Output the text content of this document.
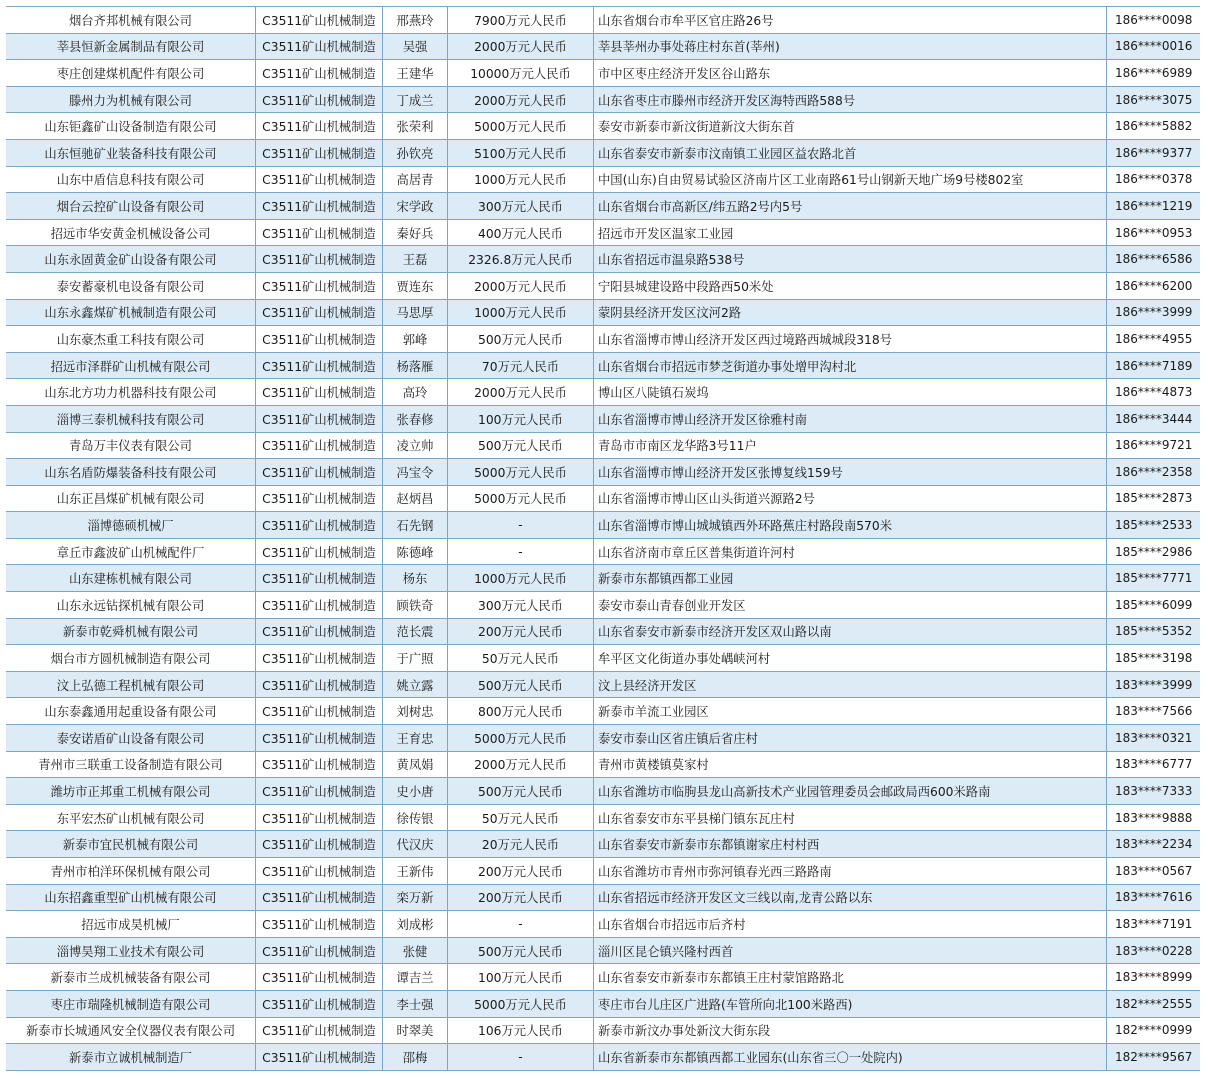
烟台齐邦机械有限公司	C3511矿山机械制造	邢燕玲	7900万元人民币	山东省烟台市牟平区官庄路26号	186****0098
莘县恒新金属制品有限公司	C3511矿山机械制造	吴强	2000万元人民币	莘县莘州办事处蒋庄村东首(莘州)	186****0016
枣庄创建煤机配件有限公司	C3511矿山机械制造	王建华	10000万元人民币	市中区枣庄经济开发区谷山路东	186****6989
滕州力为机械有限公司	C3511矿山机械制造	丁成兰	2000万元人民币	山东省枣庄市滕州市经济开发区海特西路588号	186****3075
山东钜鑫矿山设备制造有限公司	C3511矿山机械制造	张荣利	5000万元人民币	泰安市新泰市新汶街道新汶大街东首	186****5882
山东恒驰矿业装备科技有限公司	C3511矿山机械制造	孙钦亮	5100万元人民币	山东省泰安市新泰市汶南镇工业园区益农路北首	186****9377
山东中盾信息科技有限公司	C3511矿山机械制造	高居青	1000万元人民币	中国(山东)自由贸易试验区济南片区工业南路61号山钢新天地广场9号楼802室	186****0378
烟台云控矿山设备有限公司	C3511矿山机械制造	宋学政	300万元人民币	山东省烟台市高新区/纬五路2号内5号	186****1219
招远市华安黄金机械设备公司	C3511矿山机械制造	秦好兵	400万元人民币	招远市开发区温家工业园	186****0953
山东永固黄金矿山设备有限公司	C3511矿山机械制造	王磊	2326.8万元人民币	山东省招远市温泉路538号	186****6586
泰安蓄豪机电设备有限公司	C3511矿山机械制造	贾连东	2000万元人民币	宁阳县城建设路中段路西50米处	186****6200
山东永鑫煤矿机械制造有限公司	C3511矿山机械制造	马思厚	1000万元人民币	蒙阴县经济开发区汶河2路	186****3999
山东豪杰重工科技有限公司	C3511矿山机械制造	郭峰	500万元人民币	山东省淄博市博山经济开发区西过境路西城城段318号	186****4955
招远市泽群矿山机械有限公司	C3511矿山机械制造	杨落雁	70万元人民币	山东省烟台市招远市梦芝街道办事处增甲沟村北	186****7189
山东北方功力机器科技有限公司	C3511矿山机械制造	高玲	2000万元人民币	博山区八陡镇石炭坞	186****4873
淄博三泰机械科技有限公司	C3511矿山机械制造	张春修	100万元人民币	山东省淄博市博山经济开发区徐雅村南	186****3444
青岛万丰仪表有限公司	C3511矿山机械制造	凌立帅	500万元人民币	青岛市市南区龙华路3号11户	186****9721
山东名盾防爆装备科技有限公司	C3511矿山机械制造	冯宝令	5000万元人民币	山东省淄博市博山经济开发区张博复线159号	186****2358
山东正昌煤矿机械有限公司	C3511矿山机械制造	赵炳昌	5000万元人民币	山东省淄博市博山区山头街道兴源路2号	185****2873
淄博德硕机械厂	C3511矿山机械制造	石先钢	-	山东省淄博市博山城城镇西外环路蕉庄村路段南570米	185****2533
章丘市鑫波矿山机械配件厂	C3511矿山机械制造	陈德峰	-	山东省济南市章丘区普集街道许河村	185****2986
山东建栋机械有限公司	C3511矿山机械制造	杨东	1000万元人民币	新泰市东都镇西都工业园	185****7771
山东永远钻探机械有限公司	C3511矿山机械制造	顾铁奇	300万元人民币	泰安市泰山青春创业开发区	185****6099
新泰市乾舜机械有限公司	C3511矿山机械制造	范长震	200万元人民币	山东省泰安市新泰市经济开发区双山路以南	185****5352
烟台市方圆机械制造有限公司	C3511矿山机械制造	于广照	50万元人民币	牟平区文化街道办事处嵎峡河村	185****3198
汶上弘德工程机械有限公司	C3511矿山机械制造	姚立露	500万元人民币	汶上县经济开发区	183****3999
山东泰鑫通用起重设备有限公司	C3511矿山机械制造	刘树忠	800万元人民币	新泰市羊流工业园区	183****7566
泰安诺盾矿山设备有限公司	C3511矿山机械制造	王育忠	5000万元人民币	泰安市泰山区省庄镇后省庄村	183****0321
青州市三联重工设备制造有限公司	C3511矿山机械制造	黄凤娟	2000万元人民币	青州市黄楼镇莫家村	183****6777
潍坊市正邦重工机械有限公司	C3511矿山机械制造	史小唐	500万元人民币	山东省潍坊市临朐县龙山高新技术产业园管理委员会邮政局西600米路南	183****7333
东平宏杰矿山机械有限公司	C3511矿山机械制造	徐传银	50万元人民币	山东省泰安市东平县梯门镇东瓦庄村	183****9888
新泰市宜民机械有限公司	C3511矿山机械制造	代汉庆	20万元人民币	山东省泰安市新泰市东都镇谢家庄村村西	183****2234
青州市柏洋环保机械有限公司	C3511矿山机械制造	王新伟	200万元人民币	山东省潍坊市青州市弥河镇春光西三路路南	183****0567
山东招鑫重型矿山机械有限公司	C3511矿山机械制造	栾万新	200万元人民币	山东省招远市经济开发区文三线以南,龙青公路以东	183****7616
招远市成昊机械厂	C3511矿山机械制造	刘成彬	-	山东省烟台市招远市后齐村	183****7191
淄博昊翔工业技术有限公司	C3511矿山机械制造	张健	500万元人民币	淄川区昆仑镇兴隆村西首	183****0228
新泰市兰成机械装备有限公司	C3511矿山机械制造	谭吉兰	100万元人民币	山东省泰安市新泰市东都镇王庄村蒙馆路路北	183****8999
枣庄市瑞隆机械制造有限公司	C3511矿山机械制造	李士强	5000万元人民币	枣庄市台儿庄区广进路(车管所向北100米路西)	182****2555
新泰市长城通风安全仪器仪表有限公司	C3511矿山机械制造	时翠美	106万元人民币	新泰市新汶办事处新汶大街东段	182****0999
新泰市立诚机械制造厂	C3511矿山机械制造	邵梅	-	山东省新泰市东都镇西都工业园东(山东省三〇一处院内)	182****9567
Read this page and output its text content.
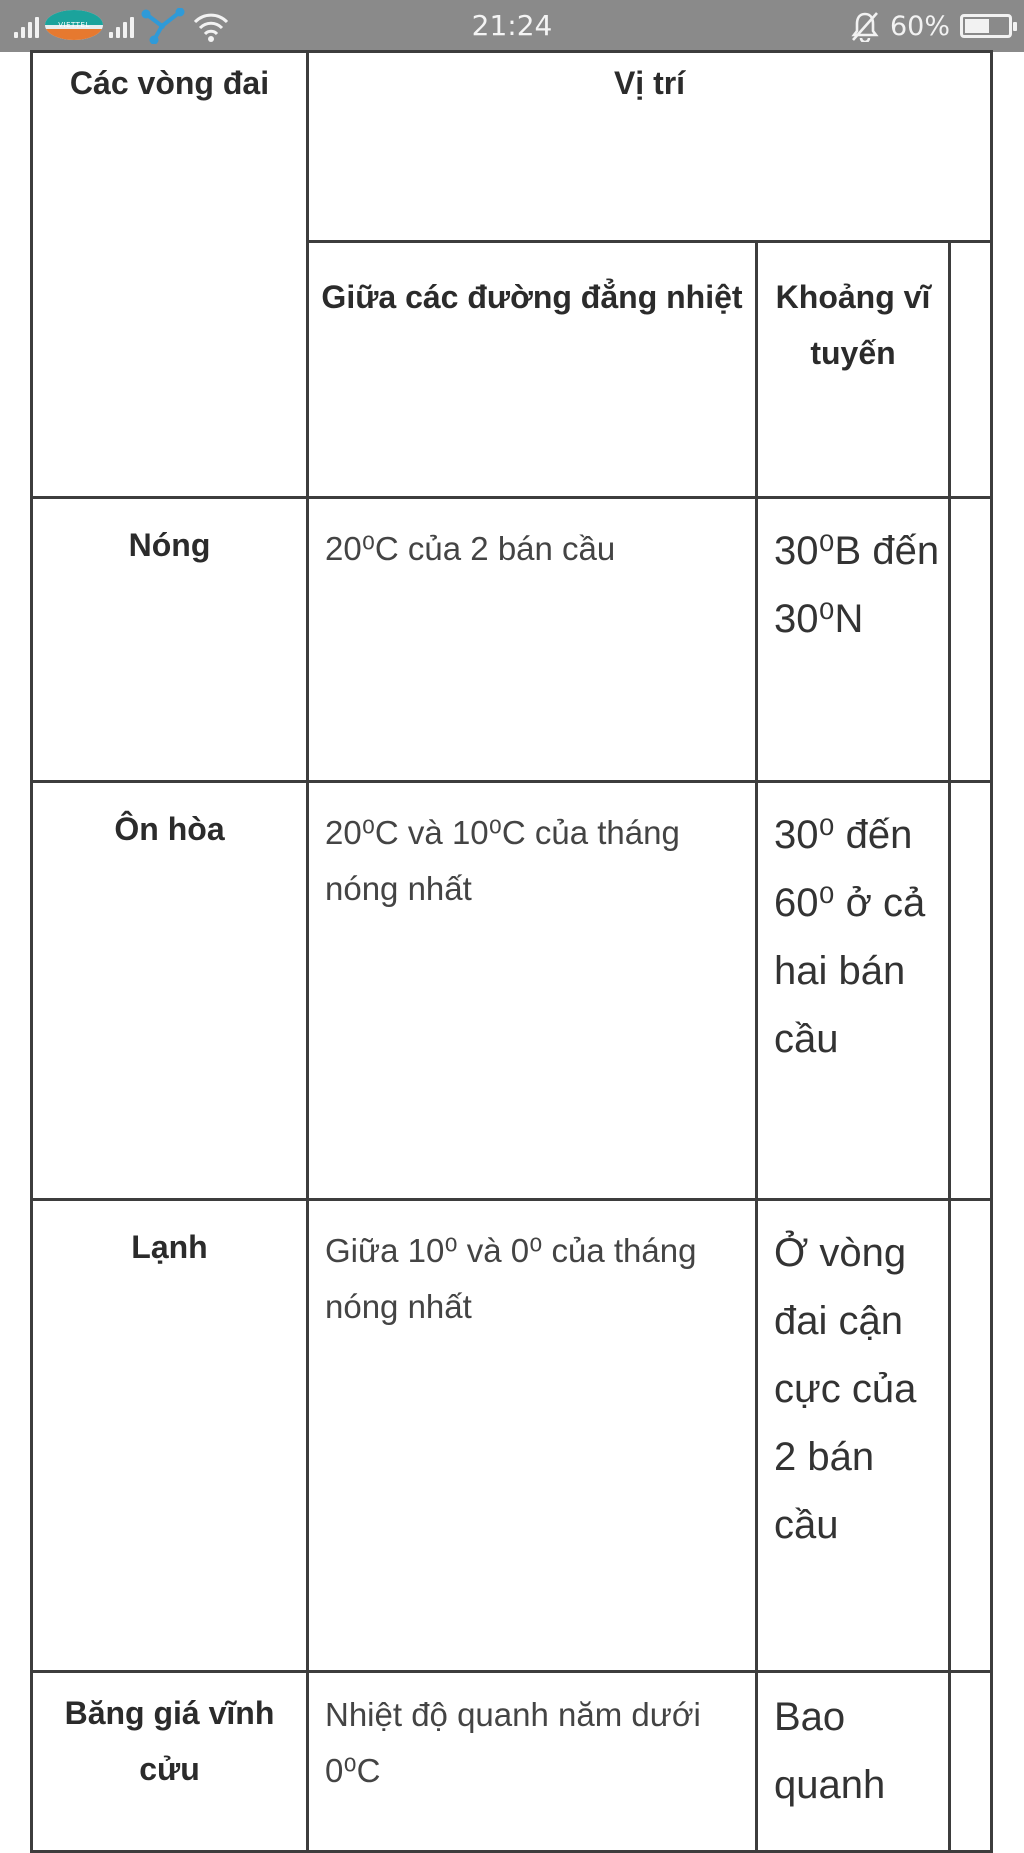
VIETTEL	21:24	60%
Các vòng đai	Vị trí		
	Giữa các đường đẳng nhiệt	Khoảng vĩ tuyến	
Nóng	20⁰C của 2 bán cầu	30⁰B đến 30⁰N	
Ôn hòa	20⁰C và 10⁰C của tháng nóng nhất	30⁰ đến 60⁰ ở cả hai bán cầu	
Lạnh	Giữa 10⁰ và 0⁰ của tháng nóng nhất	Ở vòng đai cận cực của 2 bán cầu	
Băng giá vĩnh cửu	Nhiệt độ quanh năm dưới 0⁰C	Bao quanh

* * * * * * * * *

• STATED TASK: Give back the whole listing as it stands, minus its pictures.

• SOLUTION BELOW:
Output the text content of this document.
烟台齐邦机械有限公司	C3511矿山机械制造	邢燕玲	7900万元人民币	山东省烟台市牟平区官庄路26号	186****0098
莘县恒新金属制品有限公司	C3511矿山机械制造	吴强	2000万元人民币	莘县莘州办事处蒋庄村东首(莘州)	186****0016
枣庄创建煤机配件有限公司	C3511矿山机械制造	王建华	10000万元人民币	市中区枣庄经济开发区谷山路东	186****6989
滕州力为机械有限公司	C3511矿山机械制造	丁成兰	2000万元人民币	山东省枣庄市滕州市经济开发区海特西路588号	186****3075
山东钜鑫矿山设备制造有限公司	C3511矿山机械制造	张荣利	5000万元人民币	泰安市新泰市新汶街道新汶大街东首	186****5882
山东恒驰矿业装备科技有限公司	C3511矿山机械制造	孙钦亮	5100万元人民币	山东省泰安市新泰市汶南镇工业园区益农路北首	186****9377
山东中盾信息科技有限公司	C3511矿山机械制造	高居青	1000万元人民币	中国(山东)自由贸易试验区济南片区工业南路61号山钢新天地广场9号楼802室	186****0378
烟台云控矿山设备有限公司	C3511矿山机械制造	宋学政	300万元人民币	山东省烟台市高新区/纬五路2号内5号	186****1219
招远市华安黄金机械设备公司	C3511矿山机械制造	秦好兵	400万元人民币	招远市开发区温家工业园	186****0953
山东永固黄金矿山设备有限公司	C3511矿山机械制造	王磊	2326.8万元人民币	山东省招远市温泉路538号	186****6586
泰安蓄豪机电设备有限公司	C3511矿山机械制造	贾连东	2000万元人民币	宁阳县城建设路中段路西50米处	186****6200
山东永鑫煤矿机械制造有限公司	C3511矿山机械制造	马思厚	1000万元人民币	蒙阴县经济开发区汶河2路	186****3999
山东豪杰重工科技有限公司	C3511矿山机械制造	郭峰	500万元人民币	山东省淄博市博山经济开发区西过境路西城城段318号	186****4955
招远市泽群矿山机械有限公司	C3511矿山机械制造	杨落雁	70万元人民币	山东省烟台市招远市梦芝街道办事处增甲沟村北	186****7189
山东北方功力机器科技有限公司	C3511矿山机械制造	高玲	2000万元人民币	博山区八陡镇石炭坞	186****4873
淄博三泰机械科技有限公司	C3511矿山机械制造	张春修	100万元人民币	山东省淄博市博山经济开发区徐雅村南	186****3444
青岛万丰仪表有限公司	C3511矿山机械制造	凌立帅	500万元人民币	青岛市市南区龙华路3号11户	186****9721
山东名盾防爆装备科技有限公司	C3511矿山机械制造	冯宝令	5000万元人民币	山东省淄博市博山经济开发区张博复线159号	186****2358
山东正昌煤矿机械有限公司	C3511矿山机械制造	赵炳昌	5000万元人民币	山东省淄博市博山区山头街道兴源路2号	185****2873
淄博德硕机械厂	C3511矿山机械制造	石先钢	-	山东省淄博市博山城城镇西外环路蕉庄村路段南570米	185****2533
章丘市鑫波矿山机械配件厂	C3511矿山机械制造	陈德峰	-	山东省济南市章丘区普集街道许河村	185****2986
山东建栋机械有限公司	C3511矿山机械制造	杨东	1000万元人民币	新泰市东都镇西都工业园	185****7771
山东永远钻探机械有限公司	C3511矿山机械制造	顾铁奇	300万元人民币	泰安市泰山青春创业开发区	185****6099
新泰市乾舜机械有限公司	C3511矿山机械制造	范长震	200万元人民币	山东省泰安市新泰市经济开发区双山路以南	185****5352
烟台市方圆机械制造有限公司	C3511矿山机械制造	于广照	50万元人民币	牟平区文化街道办事处嵎峡河村	185****3198
汶上弘德工程机械有限公司	C3511矿山机械制造	姚立露	500万元人民币	汶上县经济开发区	183****3999
山东泰鑫通用起重设备有限公司	C3511矿山机械制造	刘树忠	800万元人民币	新泰市羊流工业园区	183****7566
泰安诺盾矿山设备有限公司	C3511矿山机械制造	王育忠	5000万元人民币	泰安市泰山区省庄镇后省庄村	183****0321
青州市三联重工设备制造有限公司	C3511矿山机械制造	黄凤娟	2000万元人民币	青州市黄楼镇莫家村	183****6777
潍坊市正邦重工机械有限公司	C3511矿山机械制造	史小唐	500万元人民币	山东省潍坊市临朐县龙山高新技术产业园管理委员会邮政局西600米路南	183****7333
东平宏杰矿山机械有限公司	C3511矿山机械制造	徐传银	50万元人民币	山东省泰安市东平县梯门镇东瓦庄村	183****9888
新泰市宜民机械有限公司	C3511矿山机械制造	代汉庆	20万元人民币	山东省泰安市新泰市东都镇谢家庄村村西	183****2234
青州市柏洋环保机械有限公司	C3511矿山机械制造	王新伟	200万元人民币	山东省潍坊市青州市弥河镇春光西三路路南	183****0567
山东招鑫重型矿山机械有限公司	C3511矿山机械制造	栾万新	200万元人民币	山东省招远市经济开发区文三线以南,龙青公路以东	183****7616
招远市成昊机械厂	C3511矿山机械制造	刘成彬	-	山东省烟台市招远市后齐村	183****7191
淄博昊翔工业技术有限公司	C3511矿山机械制造	张健	500万元人民币	淄川区昆仑镇兴隆村西首	183****0228
新泰市兰成机械装备有限公司	C3511矿山机械制造	谭吉兰	100万元人民币	山东省泰安市新泰市东都镇王庄村蒙馆路路北	183****8999
枣庄市瑞隆机械制造有限公司	C3511矿山机械制造	李士强	5000万元人民币	枣庄市台儿庄区广进路(车管所向北100米路西)	182****2555
新泰市长城通风安全仪器仪表有限公司	C3511矿山机械制造	时翠美	106万元人民币	新泰市新汶办事处新汶大街东段	182****0999
新泰市立诚机械制造厂	C3511矿山机械制造	邵梅	-	山东省新泰市东都镇西都工业园东(山东省三〇一处院内)	182****9567
Read this page and output its text content.
VIETTEL	21:24	60%
Các vòng đai	Vị trí		
	Giữa các đường đẳng nhiệt	Khoảng vĩ tuyến	
Nóng	20⁰C của 2 bán cầu	30⁰B đến 30⁰N	
Ôn hòa	20⁰C và 10⁰C của tháng nóng nhất	30⁰ đến 60⁰ ở cả hai bán cầu	
Lạnh	Giữa 10⁰ và 0⁰ của tháng nóng nhất	Ở vòng đai cận cực của 2 bán cầu	
Băng giá vĩnh cửu	Nhiệt độ quanh năm dưới 0⁰C	Bao quanh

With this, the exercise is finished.